- **STATED EXERCISE**:
Render every entry exactly as it appears.

- **ENTRIES PROVIDED**:
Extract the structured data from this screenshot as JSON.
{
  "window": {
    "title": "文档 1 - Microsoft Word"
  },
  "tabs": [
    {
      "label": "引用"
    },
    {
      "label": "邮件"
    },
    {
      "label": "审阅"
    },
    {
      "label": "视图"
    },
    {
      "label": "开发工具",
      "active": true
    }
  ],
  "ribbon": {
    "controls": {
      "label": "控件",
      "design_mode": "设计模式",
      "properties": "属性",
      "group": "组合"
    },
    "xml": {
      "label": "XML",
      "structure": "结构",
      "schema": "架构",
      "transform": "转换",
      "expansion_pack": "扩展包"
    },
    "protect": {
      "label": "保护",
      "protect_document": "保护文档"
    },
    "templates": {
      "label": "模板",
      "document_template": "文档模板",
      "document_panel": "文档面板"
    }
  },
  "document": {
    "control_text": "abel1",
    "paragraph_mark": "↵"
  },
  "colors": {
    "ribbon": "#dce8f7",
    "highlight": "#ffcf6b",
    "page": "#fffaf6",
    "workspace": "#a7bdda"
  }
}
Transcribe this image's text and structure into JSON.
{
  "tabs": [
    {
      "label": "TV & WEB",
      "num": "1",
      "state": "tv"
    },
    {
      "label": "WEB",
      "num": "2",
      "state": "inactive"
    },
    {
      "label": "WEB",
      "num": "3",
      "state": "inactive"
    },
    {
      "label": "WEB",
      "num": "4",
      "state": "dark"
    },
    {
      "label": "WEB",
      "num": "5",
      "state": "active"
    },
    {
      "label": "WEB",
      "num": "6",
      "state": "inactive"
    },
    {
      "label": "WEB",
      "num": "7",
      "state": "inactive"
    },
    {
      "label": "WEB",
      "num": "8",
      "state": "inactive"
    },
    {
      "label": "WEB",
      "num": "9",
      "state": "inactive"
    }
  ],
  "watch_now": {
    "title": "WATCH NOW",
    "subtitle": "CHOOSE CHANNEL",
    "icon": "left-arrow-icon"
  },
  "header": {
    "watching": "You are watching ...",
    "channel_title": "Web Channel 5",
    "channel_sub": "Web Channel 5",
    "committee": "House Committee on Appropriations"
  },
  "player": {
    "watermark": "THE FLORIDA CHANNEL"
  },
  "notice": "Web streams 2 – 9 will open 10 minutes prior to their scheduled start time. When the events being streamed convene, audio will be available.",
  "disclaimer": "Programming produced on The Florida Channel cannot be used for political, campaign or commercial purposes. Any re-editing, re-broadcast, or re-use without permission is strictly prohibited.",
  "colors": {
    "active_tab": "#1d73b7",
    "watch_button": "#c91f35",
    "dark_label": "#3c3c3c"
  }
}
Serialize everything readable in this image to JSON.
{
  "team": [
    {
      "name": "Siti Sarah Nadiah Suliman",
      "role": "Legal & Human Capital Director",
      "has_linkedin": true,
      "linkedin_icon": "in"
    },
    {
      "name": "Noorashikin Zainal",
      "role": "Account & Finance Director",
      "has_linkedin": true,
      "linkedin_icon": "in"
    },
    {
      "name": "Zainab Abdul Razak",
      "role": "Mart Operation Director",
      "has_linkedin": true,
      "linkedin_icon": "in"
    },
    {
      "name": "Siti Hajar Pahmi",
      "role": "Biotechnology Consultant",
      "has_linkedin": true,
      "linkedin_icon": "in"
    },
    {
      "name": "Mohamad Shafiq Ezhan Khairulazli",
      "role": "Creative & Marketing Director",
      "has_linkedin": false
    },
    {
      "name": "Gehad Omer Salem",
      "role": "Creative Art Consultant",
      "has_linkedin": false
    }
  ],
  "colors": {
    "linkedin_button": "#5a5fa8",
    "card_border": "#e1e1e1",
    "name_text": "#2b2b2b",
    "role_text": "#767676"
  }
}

- **EXERCISE RESPONSE**:
Extract the structured data from this screenshot as JSON.
{
  "window": {
    "title": "文档 1 - Microsoft Word"
  },
  "tabs": [
    {
      "label": "引用"
    },
    {
      "label": "邮件"
    },
    {
      "label": "审阅"
    },
    {
      "label": "视图"
    },
    {
      "label": "开发工具",
      "active": true
    }
  ],
  "ribbon": {
    "controls": {
      "label": "控件",
      "design_mode": "设计模式",
      "properties": "属性",
      "group": "组合"
    },
    "xml": {
      "label": "XML",
      "structure": "结构",
      "schema": "架构",
      "transform": "转换",
      "expansion_pack": "扩展包"
    },
    "protect": {
      "label": "保护",
      "protect_document": "保护文档"
    },
    "templates": {
      "label": "模板",
      "document_template": "文档模板",
      "document_panel": "文档面板"
    }
  },
  "document": {
    "control_text": "abel1",
    "paragraph_mark": "↵"
  },
  "colors": {
    "ribbon": "#dce8f7",
    "highlight": "#ffcf6b",
    "page": "#fffaf6",
    "workspace": "#a7bdda"
  }
}
Transcribe this image's text and structure into JSON.
{
  "tabs": [
    {
      "label": "TV & WEB",
      "num": "1",
      "state": "tv"
    },
    {
      "label": "WEB",
      "num": "2",
      "state": "inactive"
    },
    {
      "label": "WEB",
      "num": "3",
      "state": "inactive"
    },
    {
      "label": "WEB",
      "num": "4",
      "state": "dark"
    },
    {
      "label": "WEB",
      "num": "5",
      "state": "active"
    },
    {
      "label": "WEB",
      "num": "6",
      "state": "inactive"
    },
    {
      "label": "WEB",
      "num": "7",
      "state": "inactive"
    },
    {
      "label": "WEB",
      "num": "8",
      "state": "inactive"
    },
    {
      "label": "WEB",
      "num": "9",
      "state": "inactive"
    }
  ],
  "watch_now": {
    "title": "WATCH NOW",
    "subtitle": "CHOOSE CHANNEL",
    "icon": "left-arrow-icon"
  },
  "header": {
    "watching": "You are watching ...",
    "channel_title": "Web Channel 5",
    "channel_sub": "Web Channel 5",
    "committee": "House Committee on Appropriations"
  },
  "player": {
    "watermark": "THE FLORIDA CHANNEL"
  },
  "notice": "Web streams 2 – 9 will open 10 minutes prior to their scheduled start time. When the events being streamed convene, audio will be available.",
  "disclaimer": "Programming produced on The Florida Channel cannot be used for political, campaign or commercial purposes. Any re-editing, re-broadcast, or re-use without permission is strictly prohibited.",
  "colors": {
    "active_tab": "#1d73b7",
    "watch_button": "#c91f35",
    "dark_label": "#3c3c3c"
  }
}
Serialize everything readable in this image to JSON.
{
  "team": [
    {
      "name": "Siti Sarah Nadiah Suliman",
      "role": "Legal & Human Capital Director",
      "has_linkedin": true,
      "linkedin_icon": "in"
    },
    {
      "name": "Noorashikin Zainal",
      "role": "Account & Finance Director",
      "has_linkedin": true,
      "linkedin_icon": "in"
    },
    {
      "name": "Zainab Abdul Razak",
      "role": "Mart Operation Director",
      "has_linkedin": true,
      "linkedin_icon": "in"
    },
    {
      "name": "Siti Hajar Pahmi",
      "role": "Biotechnology Consultant",
      "has_linkedin": true,
      "linkedin_icon": "in"
    },
    {
      "name": "Mohamad Shafiq Ezhan Khairulazli",
      "role": "Creative & Marketing Director",
      "has_linkedin": false
    },
    {
      "name": "Gehad Omer Salem",
      "role": "Creative Art Consultant",
      "has_linkedin": false
    }
  ],
  "colors": {
    "linkedin_button": "#5a5fa8",
    "card_border": "#e1e1e1",
    "name_text": "#2b2b2b",
    "role_text": "#767676"
  }
}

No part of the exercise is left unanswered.